# TO BE DONE
Below are some entries. Copy each line that holds the string "text".

# EXTRACTED DATA
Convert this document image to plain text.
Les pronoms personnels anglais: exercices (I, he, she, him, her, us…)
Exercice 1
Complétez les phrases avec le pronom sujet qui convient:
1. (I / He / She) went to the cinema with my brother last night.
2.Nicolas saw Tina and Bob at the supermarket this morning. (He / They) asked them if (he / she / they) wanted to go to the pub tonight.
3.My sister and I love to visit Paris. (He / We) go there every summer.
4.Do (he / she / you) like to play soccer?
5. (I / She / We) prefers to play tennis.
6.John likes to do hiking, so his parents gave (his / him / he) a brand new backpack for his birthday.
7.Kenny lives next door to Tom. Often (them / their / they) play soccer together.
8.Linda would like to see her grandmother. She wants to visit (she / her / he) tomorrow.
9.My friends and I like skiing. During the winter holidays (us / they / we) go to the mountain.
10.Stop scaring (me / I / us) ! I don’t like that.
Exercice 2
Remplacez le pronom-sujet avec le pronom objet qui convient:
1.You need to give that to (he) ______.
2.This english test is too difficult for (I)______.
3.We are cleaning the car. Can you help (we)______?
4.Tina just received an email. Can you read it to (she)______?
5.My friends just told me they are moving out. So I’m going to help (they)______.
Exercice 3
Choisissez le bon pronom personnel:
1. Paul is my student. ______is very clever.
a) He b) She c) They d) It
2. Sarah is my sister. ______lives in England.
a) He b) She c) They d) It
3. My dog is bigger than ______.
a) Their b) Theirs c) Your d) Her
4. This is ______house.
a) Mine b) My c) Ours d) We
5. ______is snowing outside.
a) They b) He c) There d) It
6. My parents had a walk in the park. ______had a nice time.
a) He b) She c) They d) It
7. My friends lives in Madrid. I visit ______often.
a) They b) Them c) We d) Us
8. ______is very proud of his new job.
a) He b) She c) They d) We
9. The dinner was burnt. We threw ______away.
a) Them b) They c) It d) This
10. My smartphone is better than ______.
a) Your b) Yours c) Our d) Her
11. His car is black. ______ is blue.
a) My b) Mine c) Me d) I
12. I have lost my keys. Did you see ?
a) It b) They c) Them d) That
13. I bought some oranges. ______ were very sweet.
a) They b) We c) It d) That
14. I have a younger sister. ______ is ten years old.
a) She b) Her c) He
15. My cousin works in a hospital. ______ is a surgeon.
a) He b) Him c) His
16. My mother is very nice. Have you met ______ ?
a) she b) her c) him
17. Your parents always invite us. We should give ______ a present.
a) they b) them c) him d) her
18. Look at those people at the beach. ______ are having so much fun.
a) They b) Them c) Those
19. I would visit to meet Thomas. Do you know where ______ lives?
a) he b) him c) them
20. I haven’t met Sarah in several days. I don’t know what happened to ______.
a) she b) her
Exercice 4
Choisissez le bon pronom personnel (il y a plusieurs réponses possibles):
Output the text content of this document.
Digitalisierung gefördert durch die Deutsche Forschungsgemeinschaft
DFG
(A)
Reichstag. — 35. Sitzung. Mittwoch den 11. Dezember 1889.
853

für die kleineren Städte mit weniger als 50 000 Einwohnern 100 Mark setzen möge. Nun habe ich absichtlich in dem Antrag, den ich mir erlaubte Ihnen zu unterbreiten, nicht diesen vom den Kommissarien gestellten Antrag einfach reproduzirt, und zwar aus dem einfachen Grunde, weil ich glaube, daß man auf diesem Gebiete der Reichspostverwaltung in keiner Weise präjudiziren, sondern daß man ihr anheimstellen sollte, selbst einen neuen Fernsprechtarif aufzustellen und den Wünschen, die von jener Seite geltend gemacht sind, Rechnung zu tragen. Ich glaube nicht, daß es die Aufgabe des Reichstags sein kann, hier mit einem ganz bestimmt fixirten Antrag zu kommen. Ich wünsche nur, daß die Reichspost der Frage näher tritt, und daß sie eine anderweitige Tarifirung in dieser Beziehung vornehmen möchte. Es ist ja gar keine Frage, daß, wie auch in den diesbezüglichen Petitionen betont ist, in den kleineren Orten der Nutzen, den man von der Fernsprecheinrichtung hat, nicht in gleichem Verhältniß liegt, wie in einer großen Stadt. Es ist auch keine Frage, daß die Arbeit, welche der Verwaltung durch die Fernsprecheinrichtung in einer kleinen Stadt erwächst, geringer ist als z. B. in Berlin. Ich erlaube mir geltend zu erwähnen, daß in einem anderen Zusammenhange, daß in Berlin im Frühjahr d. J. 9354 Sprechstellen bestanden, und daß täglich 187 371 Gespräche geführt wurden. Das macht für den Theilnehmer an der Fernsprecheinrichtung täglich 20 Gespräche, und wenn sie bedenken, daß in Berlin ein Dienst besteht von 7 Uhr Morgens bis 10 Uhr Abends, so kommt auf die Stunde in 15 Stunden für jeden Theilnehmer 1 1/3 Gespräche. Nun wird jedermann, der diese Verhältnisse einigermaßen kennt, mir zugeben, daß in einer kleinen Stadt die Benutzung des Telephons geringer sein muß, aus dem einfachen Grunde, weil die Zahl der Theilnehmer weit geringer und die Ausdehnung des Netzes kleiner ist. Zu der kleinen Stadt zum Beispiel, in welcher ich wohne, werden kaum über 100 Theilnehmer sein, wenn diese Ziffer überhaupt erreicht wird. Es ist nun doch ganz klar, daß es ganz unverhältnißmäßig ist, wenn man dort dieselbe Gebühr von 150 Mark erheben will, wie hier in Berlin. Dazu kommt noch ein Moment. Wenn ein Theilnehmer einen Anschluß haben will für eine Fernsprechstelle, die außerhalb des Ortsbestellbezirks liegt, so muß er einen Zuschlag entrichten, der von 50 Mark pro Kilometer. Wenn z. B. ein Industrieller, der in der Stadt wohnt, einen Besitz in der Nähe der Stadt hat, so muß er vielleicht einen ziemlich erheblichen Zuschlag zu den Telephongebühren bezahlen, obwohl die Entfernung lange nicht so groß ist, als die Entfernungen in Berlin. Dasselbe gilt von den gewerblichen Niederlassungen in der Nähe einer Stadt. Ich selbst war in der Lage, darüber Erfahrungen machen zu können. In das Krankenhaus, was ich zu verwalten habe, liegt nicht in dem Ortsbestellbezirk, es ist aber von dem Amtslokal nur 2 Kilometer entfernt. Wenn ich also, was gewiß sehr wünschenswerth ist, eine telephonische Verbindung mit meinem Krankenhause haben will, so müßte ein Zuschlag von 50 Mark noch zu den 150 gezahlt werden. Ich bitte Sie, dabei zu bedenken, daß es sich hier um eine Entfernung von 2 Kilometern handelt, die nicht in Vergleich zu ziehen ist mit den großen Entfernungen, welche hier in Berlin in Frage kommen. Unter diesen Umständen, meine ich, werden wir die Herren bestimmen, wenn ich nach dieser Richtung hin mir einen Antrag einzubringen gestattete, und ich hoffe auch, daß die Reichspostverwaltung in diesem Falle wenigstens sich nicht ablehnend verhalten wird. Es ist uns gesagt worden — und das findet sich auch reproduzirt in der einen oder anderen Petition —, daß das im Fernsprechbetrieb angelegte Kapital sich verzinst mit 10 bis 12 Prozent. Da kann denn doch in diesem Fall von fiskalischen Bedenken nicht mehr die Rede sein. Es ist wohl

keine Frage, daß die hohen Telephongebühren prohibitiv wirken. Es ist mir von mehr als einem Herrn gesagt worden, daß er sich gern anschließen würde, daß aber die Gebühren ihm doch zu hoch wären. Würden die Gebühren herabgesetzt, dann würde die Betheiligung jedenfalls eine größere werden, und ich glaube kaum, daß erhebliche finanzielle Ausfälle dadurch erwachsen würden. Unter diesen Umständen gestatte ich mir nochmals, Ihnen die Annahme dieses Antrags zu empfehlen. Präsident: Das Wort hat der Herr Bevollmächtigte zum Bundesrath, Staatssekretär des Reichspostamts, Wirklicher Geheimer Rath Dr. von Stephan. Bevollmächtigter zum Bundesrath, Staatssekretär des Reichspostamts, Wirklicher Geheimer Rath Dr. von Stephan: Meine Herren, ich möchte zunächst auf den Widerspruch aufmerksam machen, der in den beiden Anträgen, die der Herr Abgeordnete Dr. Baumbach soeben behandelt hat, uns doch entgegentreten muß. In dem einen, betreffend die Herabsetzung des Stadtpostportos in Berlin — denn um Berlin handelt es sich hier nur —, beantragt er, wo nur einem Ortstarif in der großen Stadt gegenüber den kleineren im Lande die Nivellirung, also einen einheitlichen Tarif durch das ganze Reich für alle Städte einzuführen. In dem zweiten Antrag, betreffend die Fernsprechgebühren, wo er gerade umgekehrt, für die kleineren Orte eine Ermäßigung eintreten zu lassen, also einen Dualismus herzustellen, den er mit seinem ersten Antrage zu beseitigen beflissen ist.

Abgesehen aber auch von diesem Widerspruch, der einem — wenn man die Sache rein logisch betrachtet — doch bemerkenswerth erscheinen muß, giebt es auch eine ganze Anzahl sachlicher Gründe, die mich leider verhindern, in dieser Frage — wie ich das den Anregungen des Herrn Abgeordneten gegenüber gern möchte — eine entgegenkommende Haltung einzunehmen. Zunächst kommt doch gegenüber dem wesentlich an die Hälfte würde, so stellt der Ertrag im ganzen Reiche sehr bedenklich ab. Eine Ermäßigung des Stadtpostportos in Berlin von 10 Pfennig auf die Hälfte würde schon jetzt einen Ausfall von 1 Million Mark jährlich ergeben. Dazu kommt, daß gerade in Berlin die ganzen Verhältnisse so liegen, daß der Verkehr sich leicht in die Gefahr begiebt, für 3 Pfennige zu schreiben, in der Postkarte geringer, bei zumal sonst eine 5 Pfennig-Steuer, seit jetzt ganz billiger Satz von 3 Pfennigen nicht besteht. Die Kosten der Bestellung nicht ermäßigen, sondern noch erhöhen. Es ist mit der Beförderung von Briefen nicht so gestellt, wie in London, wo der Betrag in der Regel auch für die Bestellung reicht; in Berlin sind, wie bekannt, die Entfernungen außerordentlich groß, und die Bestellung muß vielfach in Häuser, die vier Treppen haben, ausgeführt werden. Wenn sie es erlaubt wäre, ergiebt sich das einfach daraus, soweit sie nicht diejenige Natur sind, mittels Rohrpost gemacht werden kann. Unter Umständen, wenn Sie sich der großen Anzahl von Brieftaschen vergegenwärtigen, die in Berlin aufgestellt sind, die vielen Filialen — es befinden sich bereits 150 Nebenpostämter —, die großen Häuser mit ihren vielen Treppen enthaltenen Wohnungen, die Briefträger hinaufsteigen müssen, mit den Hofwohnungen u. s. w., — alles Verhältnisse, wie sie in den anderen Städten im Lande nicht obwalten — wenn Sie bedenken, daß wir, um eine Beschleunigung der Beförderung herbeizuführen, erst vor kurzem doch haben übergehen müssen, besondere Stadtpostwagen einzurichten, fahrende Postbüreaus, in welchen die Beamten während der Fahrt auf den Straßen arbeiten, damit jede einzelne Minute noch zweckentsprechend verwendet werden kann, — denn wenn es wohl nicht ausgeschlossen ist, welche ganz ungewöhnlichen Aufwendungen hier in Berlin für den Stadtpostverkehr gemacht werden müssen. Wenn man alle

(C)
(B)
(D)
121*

# SOLVED EXERCISE
Convert this document image to plain text.
Output the text content of this document.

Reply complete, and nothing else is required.